Review the material line by line. Identify and copy every line that contains the string "tính".

───── Working data ─────

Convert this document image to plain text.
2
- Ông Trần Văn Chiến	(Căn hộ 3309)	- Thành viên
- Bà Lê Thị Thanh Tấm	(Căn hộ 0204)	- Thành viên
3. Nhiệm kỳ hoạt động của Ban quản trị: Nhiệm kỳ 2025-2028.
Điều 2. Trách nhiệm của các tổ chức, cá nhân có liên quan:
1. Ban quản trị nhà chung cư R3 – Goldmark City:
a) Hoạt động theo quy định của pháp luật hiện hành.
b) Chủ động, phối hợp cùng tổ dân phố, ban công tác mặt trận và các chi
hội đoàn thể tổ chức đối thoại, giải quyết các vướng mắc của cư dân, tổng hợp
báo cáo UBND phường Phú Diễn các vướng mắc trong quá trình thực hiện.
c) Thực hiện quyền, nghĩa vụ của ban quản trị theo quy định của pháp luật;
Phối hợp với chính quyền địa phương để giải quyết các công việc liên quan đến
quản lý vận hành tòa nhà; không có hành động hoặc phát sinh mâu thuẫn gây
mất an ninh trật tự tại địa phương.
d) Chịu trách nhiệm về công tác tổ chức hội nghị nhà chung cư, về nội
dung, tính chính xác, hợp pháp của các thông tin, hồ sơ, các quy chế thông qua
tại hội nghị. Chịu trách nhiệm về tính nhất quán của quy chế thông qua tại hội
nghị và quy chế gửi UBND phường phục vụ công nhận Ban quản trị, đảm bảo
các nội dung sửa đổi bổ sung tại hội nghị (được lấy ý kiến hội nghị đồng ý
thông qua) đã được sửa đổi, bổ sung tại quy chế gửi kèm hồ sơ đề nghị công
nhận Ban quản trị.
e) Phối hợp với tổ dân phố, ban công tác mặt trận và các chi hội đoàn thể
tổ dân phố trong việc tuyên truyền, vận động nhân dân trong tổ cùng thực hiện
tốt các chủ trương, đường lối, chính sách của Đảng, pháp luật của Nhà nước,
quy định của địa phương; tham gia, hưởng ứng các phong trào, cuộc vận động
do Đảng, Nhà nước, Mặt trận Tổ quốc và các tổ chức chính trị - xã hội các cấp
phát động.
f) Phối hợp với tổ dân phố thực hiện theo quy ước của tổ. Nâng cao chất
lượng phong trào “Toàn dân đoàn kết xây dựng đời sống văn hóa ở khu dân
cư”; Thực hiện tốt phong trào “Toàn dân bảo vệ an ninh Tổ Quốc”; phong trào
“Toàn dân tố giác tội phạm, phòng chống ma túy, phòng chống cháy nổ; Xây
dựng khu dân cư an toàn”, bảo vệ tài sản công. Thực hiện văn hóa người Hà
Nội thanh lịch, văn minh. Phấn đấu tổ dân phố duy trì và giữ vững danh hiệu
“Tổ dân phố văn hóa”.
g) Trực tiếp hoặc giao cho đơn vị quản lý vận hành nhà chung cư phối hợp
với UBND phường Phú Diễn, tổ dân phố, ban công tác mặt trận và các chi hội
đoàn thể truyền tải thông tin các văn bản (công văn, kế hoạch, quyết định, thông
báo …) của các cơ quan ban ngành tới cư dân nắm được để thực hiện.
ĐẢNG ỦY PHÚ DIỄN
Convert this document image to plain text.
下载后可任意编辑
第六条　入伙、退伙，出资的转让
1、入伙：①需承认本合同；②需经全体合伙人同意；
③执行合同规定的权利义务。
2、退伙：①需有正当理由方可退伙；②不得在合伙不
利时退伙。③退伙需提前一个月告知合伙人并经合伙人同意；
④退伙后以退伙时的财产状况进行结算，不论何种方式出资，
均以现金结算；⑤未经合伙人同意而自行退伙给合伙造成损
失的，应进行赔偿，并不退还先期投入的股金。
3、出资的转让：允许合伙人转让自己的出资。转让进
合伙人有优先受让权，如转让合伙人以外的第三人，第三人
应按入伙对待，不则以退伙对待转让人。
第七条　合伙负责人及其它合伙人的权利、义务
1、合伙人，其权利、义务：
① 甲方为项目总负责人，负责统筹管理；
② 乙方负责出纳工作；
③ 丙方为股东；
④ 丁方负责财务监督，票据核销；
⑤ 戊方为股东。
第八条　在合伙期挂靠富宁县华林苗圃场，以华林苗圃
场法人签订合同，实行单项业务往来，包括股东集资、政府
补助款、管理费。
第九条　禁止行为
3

─────

:: Written reply ::
dung, tính chính xác, hợp pháp của các thông tin, hồ sơ, các quy chế thông qua
tại hội nghị. Chịu trách nhiệm về tính nhất quán của quy chế thông qua tại hội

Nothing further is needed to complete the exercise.